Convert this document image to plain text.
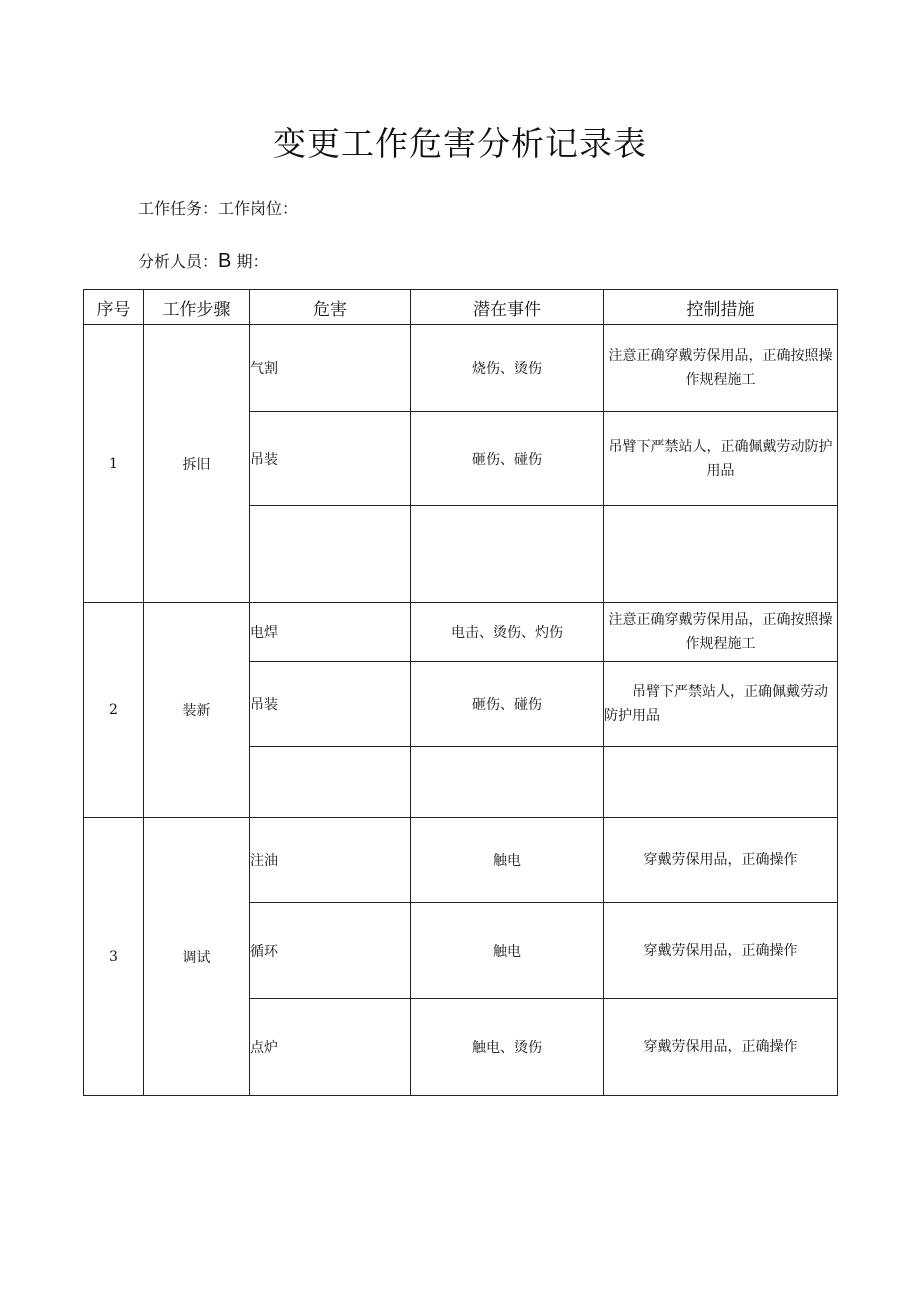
变更工作危害分析记录表
工作任务：工作岗位：
分析人员：B 期：
序号	工作步骤	危害	潜在事件	控制措施
1	拆旧	气割	烧伤、烫伤	注意正确穿戴劳保用品，正确按照操作规程施工
		吊装	砸伤、碰伤	吊臂下严禁站人，正确佩戴劳动防护用品

2	装新	电焊	电击、烫伤、灼伤	注意正确穿戴劳保用品，正确按照操作规程施工
		吊装	砸伤、碰伤	吊臂下严禁站人，正确佩戴劳动防护用品

3	调试	注油	触电	穿戴劳保用品，正确操作
		循环	触电	穿戴劳保用品，正确操作
		点炉	触电、烫伤	穿戴劳保用品，正确操作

WHAT IS EXPECTED
Output, exactly, all the records above; include no pictures.

EXERCISE ANSWER
Convert this document image to plain text.
变更工作危害分析记录表
工作任务：工作岗位：
分析人员：B 期：
序号	工作步骤	危害	潜在事件	控制措施
1	拆旧	气割	烧伤、烫伤	注意正确穿戴劳保用品，正确按照操作规程施工
		吊装	砸伤、碰伤	吊臂下严禁站人，正确佩戴劳动防护用品

2	装新	电焊	电击、烫伤、灼伤	注意正确穿戴劳保用品，正确按照操作规程施工
		吊装	砸伤、碰伤	吊臂下严禁站人，正确佩戴劳动防护用品

3	调试	注油	触电	穿戴劳保用品，正确操作
		循环	触电	穿戴劳保用品，正确操作
		点炉	触电、烫伤	穿戴劳保用品，正确操作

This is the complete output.